- [What you should do]: Look for the string "Lagneau" in the lines and copy each line that has it.

## Start The input

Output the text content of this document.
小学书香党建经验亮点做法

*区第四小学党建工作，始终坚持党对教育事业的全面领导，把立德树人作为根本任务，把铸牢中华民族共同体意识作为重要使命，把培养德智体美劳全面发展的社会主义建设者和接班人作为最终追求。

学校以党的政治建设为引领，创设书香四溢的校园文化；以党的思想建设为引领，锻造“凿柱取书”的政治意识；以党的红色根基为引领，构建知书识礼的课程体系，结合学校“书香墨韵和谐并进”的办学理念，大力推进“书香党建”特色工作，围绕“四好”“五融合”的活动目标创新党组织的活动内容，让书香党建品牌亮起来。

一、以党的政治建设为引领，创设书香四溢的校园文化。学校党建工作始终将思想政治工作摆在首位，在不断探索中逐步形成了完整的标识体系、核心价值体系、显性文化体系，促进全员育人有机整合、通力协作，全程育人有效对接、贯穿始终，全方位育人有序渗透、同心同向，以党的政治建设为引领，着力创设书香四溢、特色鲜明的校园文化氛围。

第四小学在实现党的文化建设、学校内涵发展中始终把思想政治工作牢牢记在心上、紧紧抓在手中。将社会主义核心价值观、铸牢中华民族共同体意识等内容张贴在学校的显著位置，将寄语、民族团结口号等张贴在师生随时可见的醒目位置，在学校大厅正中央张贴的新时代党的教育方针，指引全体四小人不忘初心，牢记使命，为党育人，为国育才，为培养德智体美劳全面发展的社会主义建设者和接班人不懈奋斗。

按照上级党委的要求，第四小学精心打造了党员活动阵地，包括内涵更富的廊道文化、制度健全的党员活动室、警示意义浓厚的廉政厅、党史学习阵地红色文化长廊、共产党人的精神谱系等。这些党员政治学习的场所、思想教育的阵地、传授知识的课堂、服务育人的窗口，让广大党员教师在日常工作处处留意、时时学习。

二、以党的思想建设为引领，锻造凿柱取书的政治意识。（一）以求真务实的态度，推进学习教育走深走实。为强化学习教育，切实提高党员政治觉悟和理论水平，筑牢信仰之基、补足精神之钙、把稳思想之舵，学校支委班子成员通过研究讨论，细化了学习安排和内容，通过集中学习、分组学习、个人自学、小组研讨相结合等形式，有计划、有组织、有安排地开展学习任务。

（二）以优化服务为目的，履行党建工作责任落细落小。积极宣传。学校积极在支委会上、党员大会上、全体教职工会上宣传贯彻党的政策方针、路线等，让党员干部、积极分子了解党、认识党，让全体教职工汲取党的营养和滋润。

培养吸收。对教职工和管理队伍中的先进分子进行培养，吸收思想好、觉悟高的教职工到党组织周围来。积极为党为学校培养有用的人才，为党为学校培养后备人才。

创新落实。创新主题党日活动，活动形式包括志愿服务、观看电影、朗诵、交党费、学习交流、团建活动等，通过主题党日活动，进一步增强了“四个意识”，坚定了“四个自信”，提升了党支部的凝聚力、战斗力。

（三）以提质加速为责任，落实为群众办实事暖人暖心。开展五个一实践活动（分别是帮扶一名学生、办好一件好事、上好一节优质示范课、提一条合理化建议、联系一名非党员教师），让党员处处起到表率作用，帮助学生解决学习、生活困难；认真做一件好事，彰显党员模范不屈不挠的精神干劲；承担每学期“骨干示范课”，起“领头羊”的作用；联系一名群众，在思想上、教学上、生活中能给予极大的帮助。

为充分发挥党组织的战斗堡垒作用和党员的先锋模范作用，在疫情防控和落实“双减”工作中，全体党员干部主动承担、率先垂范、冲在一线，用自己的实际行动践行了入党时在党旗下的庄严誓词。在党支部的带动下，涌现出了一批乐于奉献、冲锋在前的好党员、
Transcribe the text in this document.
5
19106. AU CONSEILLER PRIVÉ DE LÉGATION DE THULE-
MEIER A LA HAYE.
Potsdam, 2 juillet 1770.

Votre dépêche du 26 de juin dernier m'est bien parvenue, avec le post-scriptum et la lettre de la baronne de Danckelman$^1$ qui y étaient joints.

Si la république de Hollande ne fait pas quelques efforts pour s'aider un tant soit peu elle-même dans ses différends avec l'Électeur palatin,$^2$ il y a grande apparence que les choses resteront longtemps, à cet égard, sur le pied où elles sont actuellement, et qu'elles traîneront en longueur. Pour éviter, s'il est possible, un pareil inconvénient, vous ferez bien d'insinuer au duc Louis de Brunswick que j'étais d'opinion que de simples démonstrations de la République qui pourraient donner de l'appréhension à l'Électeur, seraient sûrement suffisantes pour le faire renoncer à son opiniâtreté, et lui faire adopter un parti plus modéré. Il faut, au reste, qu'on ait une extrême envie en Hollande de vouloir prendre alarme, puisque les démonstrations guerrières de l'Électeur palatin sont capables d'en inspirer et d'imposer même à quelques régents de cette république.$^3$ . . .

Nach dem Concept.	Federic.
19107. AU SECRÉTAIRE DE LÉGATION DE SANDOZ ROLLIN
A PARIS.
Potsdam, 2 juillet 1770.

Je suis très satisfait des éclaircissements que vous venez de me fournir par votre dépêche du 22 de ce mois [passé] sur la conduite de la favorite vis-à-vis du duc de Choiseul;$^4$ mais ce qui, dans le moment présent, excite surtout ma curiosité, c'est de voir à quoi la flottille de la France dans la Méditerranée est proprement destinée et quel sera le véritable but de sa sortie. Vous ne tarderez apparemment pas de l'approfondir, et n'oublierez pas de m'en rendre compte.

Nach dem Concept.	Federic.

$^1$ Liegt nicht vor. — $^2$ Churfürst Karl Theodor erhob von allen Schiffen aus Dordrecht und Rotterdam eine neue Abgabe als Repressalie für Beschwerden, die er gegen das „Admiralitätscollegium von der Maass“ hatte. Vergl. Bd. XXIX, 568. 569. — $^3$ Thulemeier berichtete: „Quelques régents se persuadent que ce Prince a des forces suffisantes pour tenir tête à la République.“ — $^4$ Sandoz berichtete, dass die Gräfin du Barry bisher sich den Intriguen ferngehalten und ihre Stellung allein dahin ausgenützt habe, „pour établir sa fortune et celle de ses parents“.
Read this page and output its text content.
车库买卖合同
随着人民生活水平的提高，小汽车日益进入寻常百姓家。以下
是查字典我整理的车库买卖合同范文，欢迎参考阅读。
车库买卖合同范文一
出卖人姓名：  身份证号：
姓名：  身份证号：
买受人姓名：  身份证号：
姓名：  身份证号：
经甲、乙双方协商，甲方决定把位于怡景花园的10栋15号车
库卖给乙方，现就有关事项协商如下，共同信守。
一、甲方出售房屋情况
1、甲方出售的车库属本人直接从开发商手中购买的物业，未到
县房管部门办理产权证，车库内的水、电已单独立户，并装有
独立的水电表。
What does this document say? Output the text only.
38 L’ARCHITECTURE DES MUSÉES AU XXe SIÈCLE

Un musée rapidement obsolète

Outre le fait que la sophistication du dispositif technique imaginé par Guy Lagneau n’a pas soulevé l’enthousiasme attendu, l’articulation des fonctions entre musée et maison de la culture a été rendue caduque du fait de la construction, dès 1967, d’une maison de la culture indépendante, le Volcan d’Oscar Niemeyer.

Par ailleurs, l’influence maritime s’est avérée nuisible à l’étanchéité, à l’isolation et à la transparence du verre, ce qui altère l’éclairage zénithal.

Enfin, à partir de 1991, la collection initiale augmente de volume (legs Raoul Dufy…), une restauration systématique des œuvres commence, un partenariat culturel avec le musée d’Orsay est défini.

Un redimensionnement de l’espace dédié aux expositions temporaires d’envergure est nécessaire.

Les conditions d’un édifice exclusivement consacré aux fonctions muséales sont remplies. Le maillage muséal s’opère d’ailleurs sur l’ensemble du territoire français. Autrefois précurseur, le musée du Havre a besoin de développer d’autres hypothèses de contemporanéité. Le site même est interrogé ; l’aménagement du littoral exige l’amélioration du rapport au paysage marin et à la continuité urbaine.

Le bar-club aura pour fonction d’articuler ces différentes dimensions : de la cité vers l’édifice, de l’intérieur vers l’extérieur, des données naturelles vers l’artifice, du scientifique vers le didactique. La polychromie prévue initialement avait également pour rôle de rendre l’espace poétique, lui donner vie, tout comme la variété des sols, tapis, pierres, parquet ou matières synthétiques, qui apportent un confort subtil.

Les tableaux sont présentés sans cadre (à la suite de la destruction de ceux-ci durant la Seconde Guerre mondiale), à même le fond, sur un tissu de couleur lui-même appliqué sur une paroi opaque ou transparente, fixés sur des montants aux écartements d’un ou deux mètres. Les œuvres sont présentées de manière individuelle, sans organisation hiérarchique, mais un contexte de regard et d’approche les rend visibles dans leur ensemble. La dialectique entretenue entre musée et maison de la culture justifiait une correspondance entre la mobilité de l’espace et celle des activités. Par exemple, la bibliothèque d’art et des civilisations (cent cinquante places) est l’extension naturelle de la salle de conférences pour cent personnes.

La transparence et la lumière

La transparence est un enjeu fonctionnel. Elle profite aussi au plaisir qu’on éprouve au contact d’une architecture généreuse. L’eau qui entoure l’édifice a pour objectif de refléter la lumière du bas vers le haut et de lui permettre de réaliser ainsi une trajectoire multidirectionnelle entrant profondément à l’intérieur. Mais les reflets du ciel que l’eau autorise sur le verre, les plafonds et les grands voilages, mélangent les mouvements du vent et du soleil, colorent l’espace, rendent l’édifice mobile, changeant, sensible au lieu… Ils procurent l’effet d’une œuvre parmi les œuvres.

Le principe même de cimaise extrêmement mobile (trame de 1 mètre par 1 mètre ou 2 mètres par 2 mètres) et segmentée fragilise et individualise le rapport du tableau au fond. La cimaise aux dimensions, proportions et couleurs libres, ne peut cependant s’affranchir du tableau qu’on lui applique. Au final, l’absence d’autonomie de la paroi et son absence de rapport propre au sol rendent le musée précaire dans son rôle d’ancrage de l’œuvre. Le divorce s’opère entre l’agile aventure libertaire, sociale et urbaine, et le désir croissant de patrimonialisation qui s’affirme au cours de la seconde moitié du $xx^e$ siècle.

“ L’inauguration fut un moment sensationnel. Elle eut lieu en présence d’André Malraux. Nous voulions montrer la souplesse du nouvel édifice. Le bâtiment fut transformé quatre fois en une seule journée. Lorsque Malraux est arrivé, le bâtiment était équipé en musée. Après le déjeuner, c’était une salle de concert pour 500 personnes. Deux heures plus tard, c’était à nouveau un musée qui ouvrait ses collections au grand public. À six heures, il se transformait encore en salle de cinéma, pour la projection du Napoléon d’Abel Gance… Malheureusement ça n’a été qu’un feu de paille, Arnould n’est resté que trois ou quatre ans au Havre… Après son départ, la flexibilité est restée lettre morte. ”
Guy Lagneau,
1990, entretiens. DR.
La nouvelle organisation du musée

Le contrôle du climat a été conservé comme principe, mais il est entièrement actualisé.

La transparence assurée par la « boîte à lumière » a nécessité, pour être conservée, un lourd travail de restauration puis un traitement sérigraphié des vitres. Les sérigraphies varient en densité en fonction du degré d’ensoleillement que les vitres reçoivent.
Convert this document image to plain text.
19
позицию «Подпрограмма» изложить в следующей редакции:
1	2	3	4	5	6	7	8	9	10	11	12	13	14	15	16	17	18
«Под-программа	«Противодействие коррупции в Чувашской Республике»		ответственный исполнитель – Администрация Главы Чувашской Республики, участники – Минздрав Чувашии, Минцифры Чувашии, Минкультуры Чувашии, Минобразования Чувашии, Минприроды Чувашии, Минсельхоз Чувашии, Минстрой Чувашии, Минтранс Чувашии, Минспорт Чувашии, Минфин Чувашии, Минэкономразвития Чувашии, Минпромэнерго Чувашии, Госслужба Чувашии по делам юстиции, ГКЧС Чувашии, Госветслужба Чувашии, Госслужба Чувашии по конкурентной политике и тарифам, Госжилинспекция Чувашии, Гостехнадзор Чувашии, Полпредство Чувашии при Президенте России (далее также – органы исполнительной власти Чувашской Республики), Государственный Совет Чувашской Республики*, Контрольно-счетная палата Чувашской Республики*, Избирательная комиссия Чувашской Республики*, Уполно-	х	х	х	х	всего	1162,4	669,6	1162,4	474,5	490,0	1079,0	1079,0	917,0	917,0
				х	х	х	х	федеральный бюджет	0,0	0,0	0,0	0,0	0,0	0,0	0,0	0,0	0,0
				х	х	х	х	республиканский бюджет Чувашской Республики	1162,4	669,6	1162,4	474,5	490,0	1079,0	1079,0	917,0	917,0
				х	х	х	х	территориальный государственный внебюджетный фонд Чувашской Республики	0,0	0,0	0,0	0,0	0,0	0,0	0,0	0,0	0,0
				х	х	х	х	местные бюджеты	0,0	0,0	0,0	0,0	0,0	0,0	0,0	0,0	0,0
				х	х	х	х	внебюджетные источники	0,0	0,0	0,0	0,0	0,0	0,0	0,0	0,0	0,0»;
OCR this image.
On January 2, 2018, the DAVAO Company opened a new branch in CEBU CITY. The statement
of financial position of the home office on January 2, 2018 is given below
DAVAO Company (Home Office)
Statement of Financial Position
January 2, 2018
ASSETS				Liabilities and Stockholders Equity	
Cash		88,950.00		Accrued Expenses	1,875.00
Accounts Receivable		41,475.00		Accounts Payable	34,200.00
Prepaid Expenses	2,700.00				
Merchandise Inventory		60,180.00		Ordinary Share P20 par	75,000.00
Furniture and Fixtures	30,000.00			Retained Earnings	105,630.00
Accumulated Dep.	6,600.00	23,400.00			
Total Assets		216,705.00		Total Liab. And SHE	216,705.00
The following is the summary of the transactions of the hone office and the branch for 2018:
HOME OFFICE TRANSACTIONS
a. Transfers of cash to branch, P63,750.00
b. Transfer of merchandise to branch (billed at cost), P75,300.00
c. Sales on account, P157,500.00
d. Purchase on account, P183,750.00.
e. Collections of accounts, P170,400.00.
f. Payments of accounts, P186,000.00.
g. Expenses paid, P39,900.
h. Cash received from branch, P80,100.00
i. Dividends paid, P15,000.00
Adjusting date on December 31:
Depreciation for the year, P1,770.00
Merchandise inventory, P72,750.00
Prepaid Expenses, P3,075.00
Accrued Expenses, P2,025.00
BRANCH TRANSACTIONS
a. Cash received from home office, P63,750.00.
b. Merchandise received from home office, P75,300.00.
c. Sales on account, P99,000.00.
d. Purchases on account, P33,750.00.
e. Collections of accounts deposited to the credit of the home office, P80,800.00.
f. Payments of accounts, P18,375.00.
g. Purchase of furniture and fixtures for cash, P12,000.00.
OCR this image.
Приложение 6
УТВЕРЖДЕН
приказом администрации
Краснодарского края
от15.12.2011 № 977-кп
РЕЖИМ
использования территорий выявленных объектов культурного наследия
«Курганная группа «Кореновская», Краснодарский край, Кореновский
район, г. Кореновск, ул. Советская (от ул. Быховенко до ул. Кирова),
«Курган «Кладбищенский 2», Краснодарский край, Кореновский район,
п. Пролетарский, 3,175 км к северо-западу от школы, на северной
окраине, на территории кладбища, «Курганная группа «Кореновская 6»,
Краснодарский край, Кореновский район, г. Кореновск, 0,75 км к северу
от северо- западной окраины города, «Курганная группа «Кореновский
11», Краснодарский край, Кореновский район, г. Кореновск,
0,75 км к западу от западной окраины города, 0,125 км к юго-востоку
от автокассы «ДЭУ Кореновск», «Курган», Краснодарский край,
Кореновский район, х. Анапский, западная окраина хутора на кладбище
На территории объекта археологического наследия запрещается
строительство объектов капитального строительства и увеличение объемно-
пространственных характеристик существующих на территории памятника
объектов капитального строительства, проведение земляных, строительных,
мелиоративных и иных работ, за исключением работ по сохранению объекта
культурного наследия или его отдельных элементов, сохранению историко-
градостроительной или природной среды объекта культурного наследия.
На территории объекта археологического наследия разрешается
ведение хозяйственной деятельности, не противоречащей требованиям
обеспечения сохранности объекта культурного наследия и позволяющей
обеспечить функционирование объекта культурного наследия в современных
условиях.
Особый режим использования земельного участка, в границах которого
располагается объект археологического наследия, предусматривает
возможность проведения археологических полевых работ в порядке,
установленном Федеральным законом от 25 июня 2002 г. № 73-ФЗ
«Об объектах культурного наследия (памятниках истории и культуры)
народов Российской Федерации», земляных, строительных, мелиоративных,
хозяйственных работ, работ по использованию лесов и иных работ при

## End The input

- [Reply]:
Outre le fait que la sophistication du dispositif technique imaginé par Guy Lagneau n’a pas soulevé l’enthousiasme attendu, l’articulation des fonctions entre musée et maison de la culture a été rendue caduque du fait de la construction, dès 1967, d’une maison de la culture indépendante, le Volcan d’Oscar Niemeyer.
Guy Lagneau,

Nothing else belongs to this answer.